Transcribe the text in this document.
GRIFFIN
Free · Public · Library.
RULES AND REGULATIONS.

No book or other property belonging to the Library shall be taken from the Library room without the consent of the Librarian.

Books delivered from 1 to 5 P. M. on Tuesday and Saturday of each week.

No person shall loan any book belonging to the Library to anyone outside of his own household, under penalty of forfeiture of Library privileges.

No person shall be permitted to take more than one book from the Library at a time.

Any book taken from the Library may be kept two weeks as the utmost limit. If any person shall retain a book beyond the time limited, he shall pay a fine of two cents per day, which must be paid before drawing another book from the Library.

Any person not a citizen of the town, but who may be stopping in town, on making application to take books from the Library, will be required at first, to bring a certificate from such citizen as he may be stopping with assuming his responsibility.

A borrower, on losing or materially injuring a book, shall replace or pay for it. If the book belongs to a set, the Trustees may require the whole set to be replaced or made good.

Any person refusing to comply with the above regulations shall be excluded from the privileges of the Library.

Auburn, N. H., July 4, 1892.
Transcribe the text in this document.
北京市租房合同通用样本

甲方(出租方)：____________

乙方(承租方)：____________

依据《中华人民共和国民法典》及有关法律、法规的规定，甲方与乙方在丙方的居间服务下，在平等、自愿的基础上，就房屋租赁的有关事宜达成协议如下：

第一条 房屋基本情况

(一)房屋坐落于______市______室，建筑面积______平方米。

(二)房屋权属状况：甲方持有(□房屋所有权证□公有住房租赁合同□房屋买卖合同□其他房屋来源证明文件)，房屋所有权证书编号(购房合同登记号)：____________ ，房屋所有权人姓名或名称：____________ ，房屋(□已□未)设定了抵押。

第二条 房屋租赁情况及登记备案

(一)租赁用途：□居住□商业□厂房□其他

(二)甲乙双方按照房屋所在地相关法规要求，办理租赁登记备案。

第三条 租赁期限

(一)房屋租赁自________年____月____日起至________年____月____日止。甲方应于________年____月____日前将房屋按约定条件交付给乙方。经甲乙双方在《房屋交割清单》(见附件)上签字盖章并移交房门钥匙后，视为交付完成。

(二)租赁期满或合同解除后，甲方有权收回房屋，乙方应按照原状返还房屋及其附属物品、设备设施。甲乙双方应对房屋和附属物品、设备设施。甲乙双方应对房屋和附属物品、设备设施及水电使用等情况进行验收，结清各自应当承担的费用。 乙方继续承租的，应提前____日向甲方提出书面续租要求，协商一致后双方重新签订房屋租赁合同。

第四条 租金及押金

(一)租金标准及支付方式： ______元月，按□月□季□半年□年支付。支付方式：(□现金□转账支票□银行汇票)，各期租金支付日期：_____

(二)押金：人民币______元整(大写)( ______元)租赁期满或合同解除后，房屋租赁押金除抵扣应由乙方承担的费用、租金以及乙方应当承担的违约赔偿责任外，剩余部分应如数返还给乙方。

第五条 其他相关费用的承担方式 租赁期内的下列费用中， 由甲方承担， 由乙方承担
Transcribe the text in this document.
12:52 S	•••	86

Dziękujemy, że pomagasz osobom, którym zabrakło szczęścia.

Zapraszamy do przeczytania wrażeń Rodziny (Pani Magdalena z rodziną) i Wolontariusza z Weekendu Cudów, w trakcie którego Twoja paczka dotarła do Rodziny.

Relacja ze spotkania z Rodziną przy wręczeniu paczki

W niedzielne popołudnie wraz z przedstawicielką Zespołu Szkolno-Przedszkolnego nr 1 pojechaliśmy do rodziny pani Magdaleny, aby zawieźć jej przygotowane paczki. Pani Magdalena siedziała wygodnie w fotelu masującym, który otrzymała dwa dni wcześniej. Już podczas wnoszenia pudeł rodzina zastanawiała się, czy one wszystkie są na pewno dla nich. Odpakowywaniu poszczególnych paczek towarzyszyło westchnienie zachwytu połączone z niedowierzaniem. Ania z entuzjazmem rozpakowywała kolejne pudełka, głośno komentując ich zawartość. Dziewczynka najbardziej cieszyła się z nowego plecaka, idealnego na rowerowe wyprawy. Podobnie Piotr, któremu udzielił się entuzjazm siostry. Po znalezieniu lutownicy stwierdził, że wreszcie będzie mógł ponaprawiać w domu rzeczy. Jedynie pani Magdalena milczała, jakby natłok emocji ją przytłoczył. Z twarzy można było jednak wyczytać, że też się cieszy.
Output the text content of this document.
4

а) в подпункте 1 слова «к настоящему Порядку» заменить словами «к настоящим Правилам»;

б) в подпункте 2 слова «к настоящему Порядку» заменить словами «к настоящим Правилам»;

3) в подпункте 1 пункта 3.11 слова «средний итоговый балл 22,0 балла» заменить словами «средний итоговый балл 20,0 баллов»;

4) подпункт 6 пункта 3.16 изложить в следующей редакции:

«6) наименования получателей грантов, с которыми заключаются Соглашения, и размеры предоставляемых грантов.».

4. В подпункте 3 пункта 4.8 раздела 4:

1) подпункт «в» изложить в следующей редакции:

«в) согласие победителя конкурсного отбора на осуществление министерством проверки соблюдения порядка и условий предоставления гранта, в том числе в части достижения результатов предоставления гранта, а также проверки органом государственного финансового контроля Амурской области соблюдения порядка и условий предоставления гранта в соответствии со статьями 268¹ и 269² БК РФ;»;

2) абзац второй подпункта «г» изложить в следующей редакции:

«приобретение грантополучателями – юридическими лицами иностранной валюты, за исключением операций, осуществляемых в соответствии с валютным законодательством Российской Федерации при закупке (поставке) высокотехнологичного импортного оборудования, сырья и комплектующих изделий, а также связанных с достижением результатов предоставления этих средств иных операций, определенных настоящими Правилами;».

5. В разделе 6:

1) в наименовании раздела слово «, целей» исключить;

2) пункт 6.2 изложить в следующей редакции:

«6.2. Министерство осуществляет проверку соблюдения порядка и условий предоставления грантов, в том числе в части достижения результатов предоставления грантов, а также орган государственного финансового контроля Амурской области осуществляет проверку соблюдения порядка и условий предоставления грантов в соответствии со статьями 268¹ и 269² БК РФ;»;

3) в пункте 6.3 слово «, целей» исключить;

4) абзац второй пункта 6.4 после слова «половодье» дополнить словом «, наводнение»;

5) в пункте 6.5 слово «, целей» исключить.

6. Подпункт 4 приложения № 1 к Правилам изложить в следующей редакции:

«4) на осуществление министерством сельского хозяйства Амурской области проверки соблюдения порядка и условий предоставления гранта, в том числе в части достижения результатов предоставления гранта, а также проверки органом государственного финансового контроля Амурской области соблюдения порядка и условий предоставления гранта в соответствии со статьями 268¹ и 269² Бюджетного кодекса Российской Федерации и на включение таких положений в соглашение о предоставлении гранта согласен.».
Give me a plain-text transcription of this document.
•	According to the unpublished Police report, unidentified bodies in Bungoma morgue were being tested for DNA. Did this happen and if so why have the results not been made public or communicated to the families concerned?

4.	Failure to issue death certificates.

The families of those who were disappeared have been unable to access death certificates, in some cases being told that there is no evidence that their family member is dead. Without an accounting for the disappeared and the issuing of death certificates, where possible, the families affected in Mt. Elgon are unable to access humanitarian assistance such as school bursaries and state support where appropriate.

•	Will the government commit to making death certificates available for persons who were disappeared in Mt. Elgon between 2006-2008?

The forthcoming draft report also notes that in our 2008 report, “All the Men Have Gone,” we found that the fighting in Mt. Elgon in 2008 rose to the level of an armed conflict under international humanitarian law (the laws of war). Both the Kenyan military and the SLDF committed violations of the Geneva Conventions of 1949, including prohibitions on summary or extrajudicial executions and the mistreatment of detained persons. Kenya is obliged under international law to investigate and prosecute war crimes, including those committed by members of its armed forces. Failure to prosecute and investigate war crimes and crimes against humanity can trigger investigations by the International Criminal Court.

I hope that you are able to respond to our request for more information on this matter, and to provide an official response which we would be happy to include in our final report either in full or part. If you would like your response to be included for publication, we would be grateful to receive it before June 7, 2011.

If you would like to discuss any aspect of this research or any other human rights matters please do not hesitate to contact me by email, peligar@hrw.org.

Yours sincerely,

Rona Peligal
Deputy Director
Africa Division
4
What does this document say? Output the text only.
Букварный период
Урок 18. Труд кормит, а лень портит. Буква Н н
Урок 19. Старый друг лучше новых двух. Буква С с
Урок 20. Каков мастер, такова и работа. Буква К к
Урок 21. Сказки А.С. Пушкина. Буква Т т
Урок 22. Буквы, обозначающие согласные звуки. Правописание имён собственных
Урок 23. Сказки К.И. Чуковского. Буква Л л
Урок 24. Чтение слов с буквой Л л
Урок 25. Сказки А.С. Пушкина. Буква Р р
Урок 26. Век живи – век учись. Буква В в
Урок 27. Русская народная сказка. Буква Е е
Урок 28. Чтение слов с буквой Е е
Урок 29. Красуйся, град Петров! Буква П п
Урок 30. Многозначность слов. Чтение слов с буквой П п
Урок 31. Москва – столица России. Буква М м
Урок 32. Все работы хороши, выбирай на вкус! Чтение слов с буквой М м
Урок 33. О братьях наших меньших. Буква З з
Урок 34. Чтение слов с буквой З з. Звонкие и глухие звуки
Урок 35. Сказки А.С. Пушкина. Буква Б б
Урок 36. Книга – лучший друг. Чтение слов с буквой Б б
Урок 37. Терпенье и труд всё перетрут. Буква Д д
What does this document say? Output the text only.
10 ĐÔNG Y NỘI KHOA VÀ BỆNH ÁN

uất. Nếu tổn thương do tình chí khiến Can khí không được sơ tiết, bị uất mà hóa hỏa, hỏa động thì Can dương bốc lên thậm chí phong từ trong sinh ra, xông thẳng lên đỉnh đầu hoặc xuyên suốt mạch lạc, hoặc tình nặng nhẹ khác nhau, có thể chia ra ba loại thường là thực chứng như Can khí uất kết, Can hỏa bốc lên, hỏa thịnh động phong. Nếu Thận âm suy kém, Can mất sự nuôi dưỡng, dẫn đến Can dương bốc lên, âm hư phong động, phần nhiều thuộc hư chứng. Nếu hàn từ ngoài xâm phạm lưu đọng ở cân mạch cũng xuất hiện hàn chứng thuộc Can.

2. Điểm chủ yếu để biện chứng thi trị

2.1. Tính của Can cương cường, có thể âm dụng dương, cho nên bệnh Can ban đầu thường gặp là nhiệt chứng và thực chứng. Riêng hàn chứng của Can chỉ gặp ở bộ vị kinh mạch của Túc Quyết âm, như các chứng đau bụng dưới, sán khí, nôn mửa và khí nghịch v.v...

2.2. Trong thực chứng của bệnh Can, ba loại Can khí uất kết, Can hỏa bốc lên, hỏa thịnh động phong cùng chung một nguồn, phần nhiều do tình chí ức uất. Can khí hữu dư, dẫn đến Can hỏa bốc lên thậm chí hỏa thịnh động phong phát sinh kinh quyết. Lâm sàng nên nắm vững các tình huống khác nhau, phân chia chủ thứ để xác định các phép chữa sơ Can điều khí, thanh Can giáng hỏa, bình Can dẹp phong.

◆ OBJECTIVE
Find every line in the records that contains the word "области"; copy those lines.

◆ CORRECT OUTPUT
«в) согласие победителя конкурсного отбора на осуществление министерством проверки соблюдения порядка и условий предоставления гранта, в том числе в части достижения результатов предоставления гранта, а также проверки органом государственного финансового контроля Амурской области соблюдения порядка и условий предоставления гранта в соответствии со статьями 268¹ и 269² БК РФ;»;
«6.2. Министерство осуществляет проверку соблюдения порядка и условий предоставления грантов, в том числе в части достижения результатов предоставления грантов, а также орган государственного финансового контроля Амурской области осуществляет проверку соблюдения порядка и условий предоставления грантов в соответствии со статьями 268¹ и 269² БК РФ;»;
«4) на осуществление министерством сельского хозяйства Амурской области проверки соблюдения порядка и условий предоставления гранта, в том числе в части достижения результатов предоставления гранта, а также проверки органом государственного финансового контроля Амурской области соблюдения порядка и условий предоставления гранта в соответствии со статьями 268¹ и 269² Бюджетного кодекса Российской Федерации и на включение таких положений в соглашение о предоставлении гранта согласен.».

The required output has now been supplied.